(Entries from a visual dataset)
■ ■ ■ ■
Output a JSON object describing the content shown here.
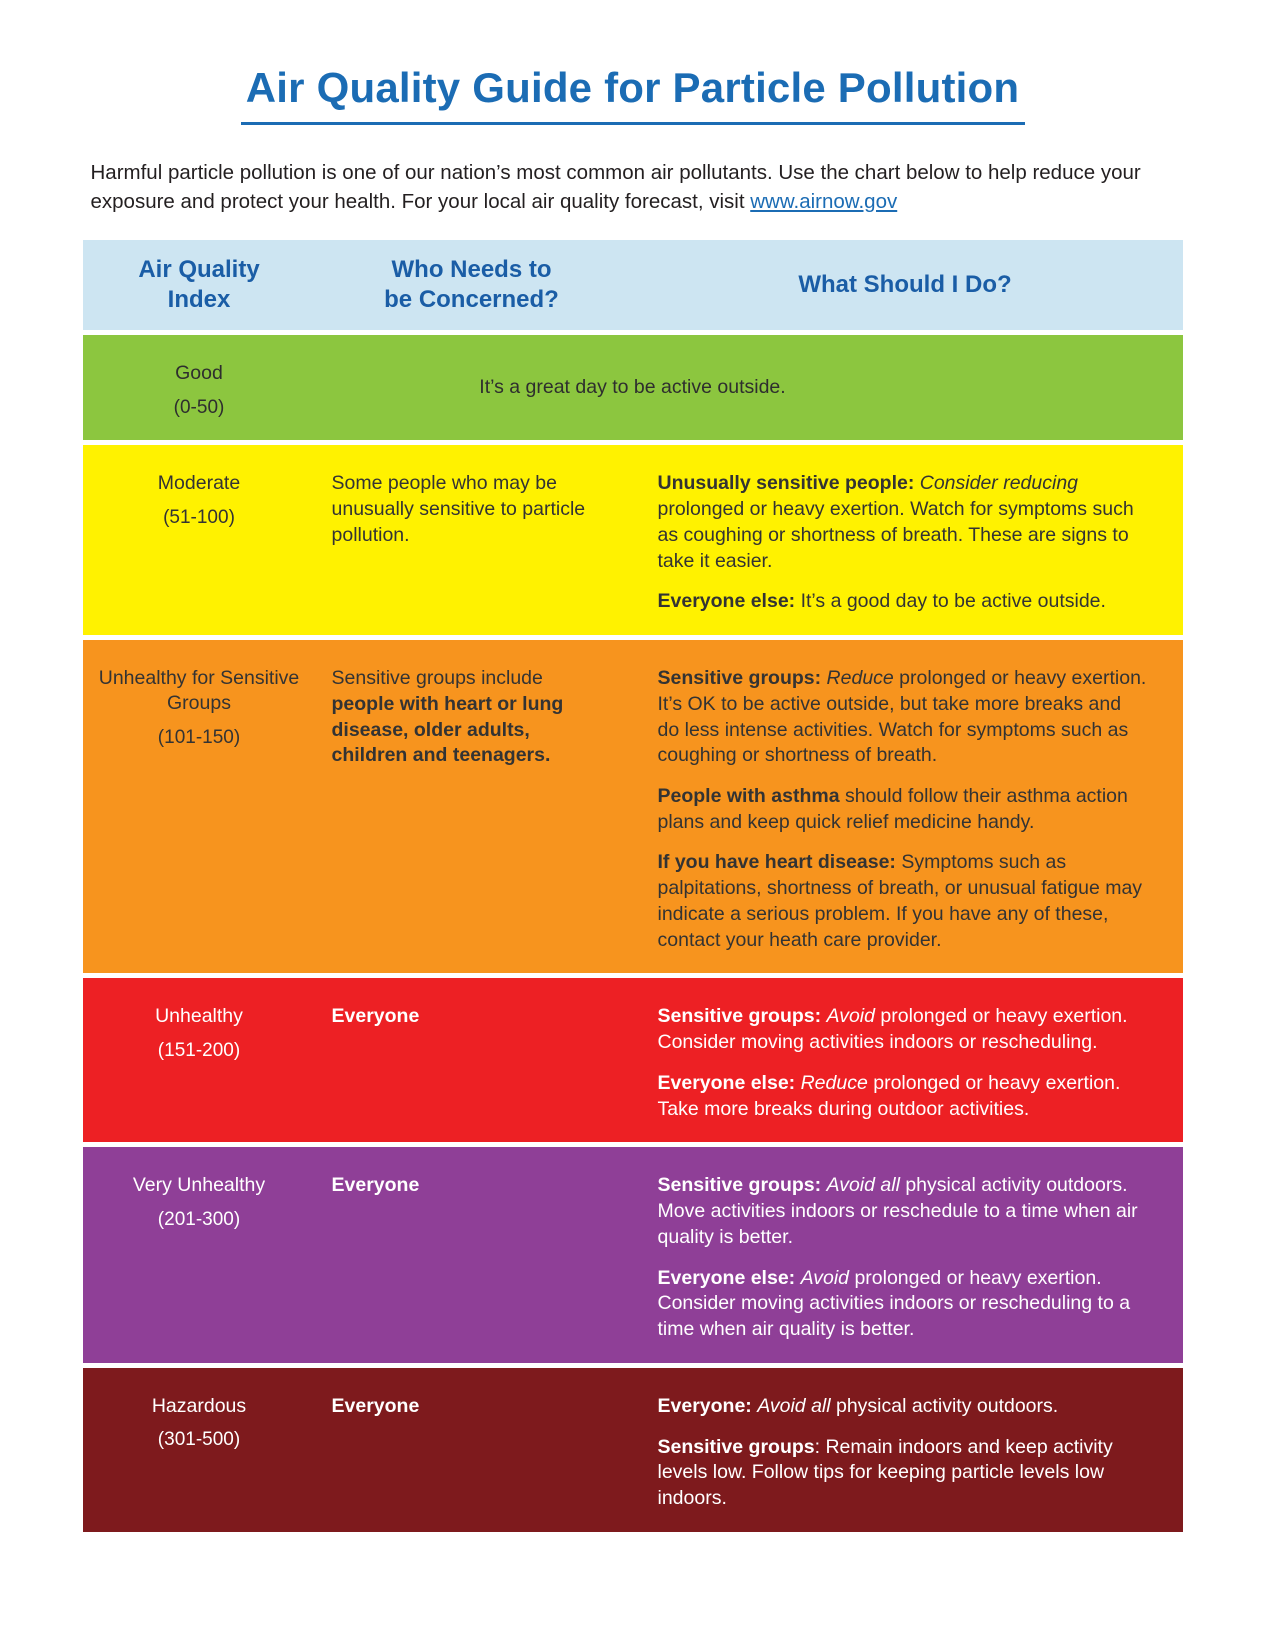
{
  "page": {
    "title": "Air Quality Guide for Particle Pollution",
    "intro_text": "Harmful particle pollution is one of our nation’s most common air pollutants. Use the chart below to help reduce your exposure and protect your health. For your local air quality forecast, visit ",
    "intro_link": "www.airnow.gov"
  },
  "colors": {
    "title_blue": "#1b6cb4",
    "header_bg": "#cde5f2",
    "header_text": "#1a5da6",
    "link_blue": "#1b6cb4"
  },
  "table": {
    "headers": [
      "Air Quality\nIndex",
      "Who Needs to\nbe Concerned?",
      "What Should I Do?"
    ],
    "rows": [
      {
        "id": "good",
        "name": "Good",
        "range": "(0-50)",
        "bg": "#8cc63f",
        "text_color": "#2e2e2e",
        "merged_text": "It’s a great day to be active outside."
      },
      {
        "id": "moderate",
        "name": "Moderate",
        "range": "(51-100)",
        "bg": "#fff200",
        "text_color": "#333333",
        "concerned": [
          {
            "t": "Some people who may be unusually sensitive to particle pollution."
          }
        ],
        "actions": [
          [
            {
              "t": "Unusually sensitive people: ",
              "b": true
            },
            {
              "t": "Consider reducing",
              "i": true
            },
            {
              "t": " prolonged or heavy exertion. Watch for symptoms such as coughing or shortness of breath. These are signs to take it easier."
            }
          ],
          [
            {
              "t": "Everyone else: ",
              "b": true
            },
            {
              "t": "It’s a good day to be active outside."
            }
          ]
        ]
      },
      {
        "id": "usg",
        "name": "Unhealthy for Sensitive Groups",
        "range": "(101-150)",
        "bg": "#f7941e",
        "text_color": "#333333",
        "concerned": [
          {
            "t": "Sensitive groups include "
          },
          {
            "t": "people with heart or lung disease, older adults, children and teenagers.",
            "b": true
          }
        ],
        "actions": [
          [
            {
              "t": "Sensitive groups: ",
              "b": true
            },
            {
              "t": "Reduce",
              "i": true
            },
            {
              "t": " prolonged or heavy exertion.  It’s OK to be active outside, but take more breaks and do less intense activities.  Watch for symptoms such as coughing or shortness of breath."
            }
          ],
          [
            {
              "t": "People with asthma",
              "b": true
            },
            {
              "t": " should follow their asthma action plans and keep quick relief medicine handy."
            }
          ],
          [
            {
              "t": "If you have heart disease: ",
              "b": true
            },
            {
              "t": "Symptoms such as palpitations, shortness of breath, or unusual fatigue may indicate a serious problem. If you have any of these, contact your heath care provider."
            }
          ]
        ]
      },
      {
        "id": "unhealthy",
        "name": "Unhealthy",
        "range": "(151-200)",
        "bg": "#ed2024",
        "text_color": "#ffffff",
        "concerned": [
          {
            "t": "Everyone",
            "b": true
          }
        ],
        "actions": [
          [
            {
              "t": "Sensitive groups: ",
              "b": true
            },
            {
              "t": "Avoid",
              "i": true
            },
            {
              "t": " prolonged or heavy exertion. Consider moving activities indoors or rescheduling."
            }
          ],
          [
            {
              "t": "Everyone else: ",
              "b": true
            },
            {
              "t": "Reduce",
              "i": true
            },
            {
              "t": " prolonged or heavy exertion. Take more breaks during outdoor activities."
            }
          ]
        ]
      },
      {
        "id": "very-unhealthy",
        "name": "Very Unhealthy",
        "range": "(201-300)",
        "bg": "#8f3f97",
        "text_color": "#ffffff",
        "concerned": [
          {
            "t": "Everyone",
            "b": true
          }
        ],
        "actions": [
          [
            {
              "t": "Sensitive groups: ",
              "b": true
            },
            {
              "t": "Avoid all",
              "i": true
            },
            {
              "t": " physical activity outdoors. Move activities indoors or reschedule to a time when air quality is better."
            }
          ],
          [
            {
              "t": "Everyone else: ",
              "b": true
            },
            {
              "t": "Avoid",
              "i": true
            },
            {
              "t": " prolonged or heavy exertion. Consider moving activities indoors or rescheduling to a time when air quality is better."
            }
          ]
        ]
      },
      {
        "id": "hazardous",
        "name": "Hazardous",
        "range": "(301-500)",
        "bg": "#7e1a1d",
        "text_color": "#ffffff",
        "concerned": [
          {
            "t": "Everyone",
            "b": true
          }
        ],
        "actions": [
          [
            {
              "t": "Everyone: ",
              "b": true
            },
            {
              "t": "Avoid all",
              "i": true
            },
            {
              "t": " physical activity outdoors."
            }
          ],
          [
            {
              "t": "Sensitive groups",
              "b": true
            },
            {
              "t": ": Remain indoors and keep activity levels low. Follow tips for keeping particle levels low indoors."
            }
          ]
        ]
      }
    ]
  }
}
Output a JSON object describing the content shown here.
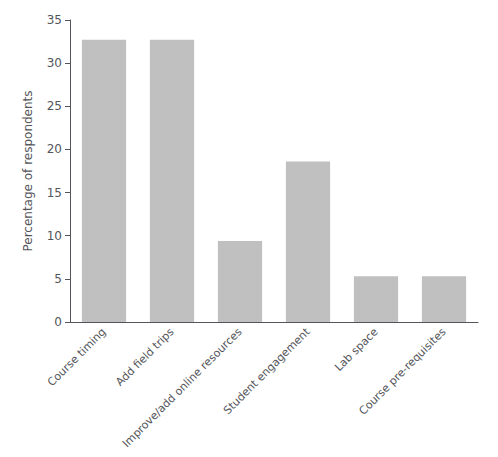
{
  "chart_data": {
    "type": "bar",
    "categories": [
      "Course timing",
      "Add field trips",
      "Improve/add online resources",
      "Student engagement",
      "Lab space",
      "Course pre-requisites"
    ],
    "values": [
      32.7,
      32.7,
      9.4,
      18.6,
      5.3,
      5.3
    ],
    "color": "#c0c0c0",
    "ylabel": "Percentage of respondents",
    "ylim": [
      0,
      35
    ],
    "yticks": [
      0,
      5,
      10,
      15,
      20,
      25,
      30,
      35
    ],
    "grid": false
  }
}
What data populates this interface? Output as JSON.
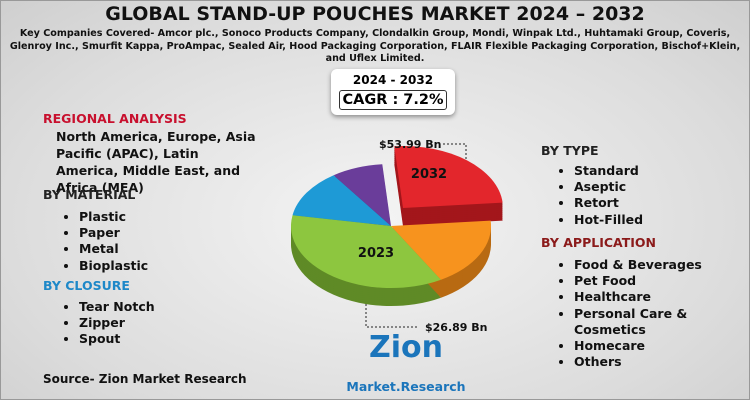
{
  "header": {
    "title": "GLOBAL STAND-UP POUCHES MARKET 2024 – 2032",
    "companies": "Key Companies Covered- Amcor plc., Sonoco Products Company, Clondalkin Group, Mondi, Winpak Ltd., Huhtamaki Group, Coveris, Glenroy Inc., Smurfit Kappa, ProAmpac, Sealed Air, Hood Packaging Corporation, FLAIR Flexible Packaging Corporation, Bischof+Klein, and Uflex Limited."
  },
  "cagr": {
    "period": "2024 - 2032",
    "value": "CAGR : 7.2%"
  },
  "regional": {
    "heading": "REGIONAL ANALYSIS",
    "text": "North America, Europe, Asia Pacific (APAC), Latin America, Middle East, and Africa (MEA)"
  },
  "material": {
    "heading": "BY MATERIAL",
    "items": [
      "Plastic",
      "Paper",
      "Metal",
      "Bioplastic"
    ]
  },
  "closure": {
    "heading": "BY CLOSURE",
    "items": [
      "Tear Notch",
      "Zipper",
      "Spout"
    ]
  },
  "type": {
    "heading": "BY TYPE",
    "items": [
      "Standard",
      "Aseptic",
      "Retort",
      "Hot-Filled"
    ]
  },
  "application": {
    "heading": "BY APPLICATION",
    "items": [
      "Food & Beverages",
      "Pet Food",
      "Healthcare",
      "Personal Care & Cosmetics",
      "Homecare",
      "Others"
    ]
  },
  "pie": {
    "label_2032": "2032",
    "label_2023": "2023",
    "value_2032": "$53.99 Bn",
    "value_2023": "$26.89 Bn"
  },
  "source": "Source- Zion Market Research",
  "logo": {
    "name": "Zion",
    "tagline": "Market.Research"
  }
}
■ ■ ■ ■
* **SET EXERCISE**:
Repeat the material above verbatim, with no pictures in the output.

* **ANSWER IN FULL**:
Output a JSON object describing the content shown here.
{
  "page": {
    "title": "Air Quality Guide for Particle Pollution",
    "intro_text": "Harmful particle pollution is one of our nation’s most common air pollutants. Use the chart below to help reduce your exposure and protect your health. For your local air quality forecast, visit ",
    "intro_link": "www.airnow.gov"
  },
  "colors": {
    "title_blue": "#1b6cb4",
    "header_bg": "#cde5f2",
    "header_text": "#1a5da6",
    "link_blue": "#1b6cb4"
  },
  "table": {
    "headers": [
      "Air Quality\nIndex",
      "Who Needs to\nbe Concerned?",
      "What Should I Do?"
    ],
    "rows": [
      {
        "id": "good",
        "name": "Good",
        "range": "(0-50)",
        "bg": "#8cc63f",
        "text_color": "#2e2e2e",
        "merged_text": "It’s a great day to be active outside."
      },
      {
        "id": "moderate",
        "name": "Moderate",
        "range": "(51-100)",
        "bg": "#fff200",
        "text_color": "#333333",
        "concerned": [
          {
            "t": "Some people who may be unusually sensitive to particle pollution."
          }
        ],
        "actions": [
          [
            {
              "t": "Unusually sensitive people: ",
              "b": true
            },
            {
              "t": "Consider reducing",
              "i": true
            },
            {
              "t": " prolonged or heavy exertion. Watch for symptoms such as coughing or shortness of breath. These are signs to take it easier."
            }
          ],
          [
            {
              "t": "Everyone else: ",
              "b": true
            },
            {
              "t": "It’s a good day to be active outside."
            }
          ]
        ]
      },
      {
        "id": "usg",
        "name": "Unhealthy for Sensitive Groups",
        "range": "(101-150)",
        "bg": "#f7941e",
        "text_color": "#333333",
        "concerned": [
          {
            "t": "Sensitive groups include "
          },
          {
            "t": "people with heart or lung disease, older adults, children and teenagers.",
            "b": true
          }
        ],
        "actions": [
          [
            {
              "t": "Sensitive groups: ",
              "b": true
            },
            {
              "t": "Reduce",
              "i": true
            },
            {
              "t": " prolonged or heavy exertion.  It’s OK to be active outside, but take more breaks and do less intense activities.  Watch for symptoms such as coughing or shortness of breath."
            }
          ],
          [
            {
              "t": "People with asthma",
              "b": true
            },
            {
              "t": " should follow their asthma action plans and keep quick relief medicine handy."
            }
          ],
          [
            {
              "t": "If you have heart disease: ",
              "b": true
            },
            {
              "t": "Symptoms such as palpitations, shortness of breath, or unusual fatigue may indicate a serious problem. If you have any of these, contact your heath care provider."
            }
          ]
        ]
      },
      {
        "id": "unhealthy",
        "name": "Unhealthy",
        "range": "(151-200)",
        "bg": "#ed2024",
        "text_color": "#ffffff",
        "concerned": [
          {
            "t": "Everyone",
            "b": true
          }
        ],
        "actions": [
          [
            {
              "t": "Sensitive groups: ",
              "b": true
            },
            {
              "t": "Avoid",
              "i": true
            },
            {
              "t": " prolonged or heavy exertion. Consider moving activities indoors or rescheduling."
            }
          ],
          [
            {
              "t": "Everyone else: ",
              "b": true
            },
            {
              "t": "Reduce",
              "i": true
            },
            {
              "t": " prolonged or heavy exertion. Take more breaks during outdoor activities."
            }
          ]
        ]
      },
      {
        "id": "very-unhealthy",
        "name": "Very Unhealthy",
        "range": "(201-300)",
        "bg": "#8f3f97",
        "text_color": "#ffffff",
        "concerned": [
          {
            "t": "Everyone",
            "b": true
          }
        ],
        "actions": [
          [
            {
              "t": "Sensitive groups: ",
              "b": true
            },
            {
              "t": "Avoid all",
              "i": true
            },
            {
              "t": " physical activity outdoors. Move activities indoors or reschedule to a time when air quality is better."
            }
          ],
          [
            {
              "t": "Everyone else: ",
              "b": true
            },
            {
              "t": "Avoid",
              "i": true
            },
            {
              "t": " prolonged or heavy exertion. Consider moving activities indoors or rescheduling to a time when air quality is better."
            }
          ]
        ]
      },
      {
        "id": "hazardous",
        "name": "Hazardous",
        "range": "(301-500)",
        "bg": "#7e1a1d",
        "text_color": "#ffffff",
        "concerned": [
          {
            "t": "Everyone",
            "b": true
          }
        ],
        "actions": [
          [
            {
              "t": "Everyone: ",
              "b": true
            },
            {
              "t": "Avoid all",
              "i": true
            },
            {
              "t": " physical activity outdoors."
            }
          ],
          [
            {
              "t": "Sensitive groups",
              "b": true
            },
            {
              "t": ": Remain indoors and keep activity levels low. Follow tips for keeping particle levels low indoors."
            }
          ]
        ]
      }
    ]
  }
}
Output a JSON object describing the content shown here.
{
  "chart_data": {
    "type": "bar",
    "categories": [
      "Course timing",
      "Add field trips",
      "Improve/add online resources",
      "Student engagement",
      "Lab space",
      "Course pre-requisites"
    ],
    "values": [
      32.7,
      32.7,
      9.4,
      18.6,
      5.3,
      5.3
    ],
    "color": "#c0c0c0",
    "ylabel": "Percentage of respondents",
    "ylim": [
      0,
      35
    ],
    "yticks": [
      0,
      5,
      10,
      15,
      20,
      25,
      30,
      35
    ],
    "grid": false
  }
}
What data populates this interface? Output as JSON.
{
  "header": {
    "title": "GLOBAL STAND-UP POUCHES MARKET 2024 – 2032",
    "companies": "Key Companies Covered- Amcor plc., Sonoco Products Company, Clondalkin Group, Mondi, Winpak Ltd., Huhtamaki Group, Coveris, Glenroy Inc., Smurfit Kappa, ProAmpac, Sealed Air, Hood Packaging Corporation, FLAIR Flexible Packaging Corporation, Bischof+Klein, and Uflex Limited."
  },
  "cagr": {
    "period": "2024 - 2032",
    "value": "CAGR : 7.2%"
  },
  "regional": {
    "heading": "REGIONAL ANALYSIS",
    "text": "North America, Europe, Asia Pacific (APAC), Latin America, Middle East, and Africa (MEA)"
  },
  "material": {
    "heading": "BY MATERIAL",
    "items": [
      "Plastic",
      "Paper",
      "Metal",
      "Bioplastic"
    ]
  },
  "closure": {
    "heading": "BY CLOSURE",
    "items": [
      "Tear Notch",
      "Zipper",
      "Spout"
    ]
  },
  "type": {
    "heading": "BY TYPE",
    "items": [
      "Standard",
      "Aseptic",
      "Retort",
      "Hot-Filled"
    ]
  },
  "application": {
    "heading": "BY APPLICATION",
    "items": [
      "Food & Beverages",
      "Pet Food",
      "Healthcare",
      "Personal Care & Cosmetics",
      "Homecare",
      "Others"
    ]
  },
  "pie": {
    "label_2032": "2032",
    "label_2023": "2023",
    "value_2032": "$53.99 Bn",
    "value_2023": "$26.89 Bn"
  },
  "source": "Source- Zion Market Research",
  "logo": {
    "name": "Zion",
    "tagline": "Market.Research"
  }
}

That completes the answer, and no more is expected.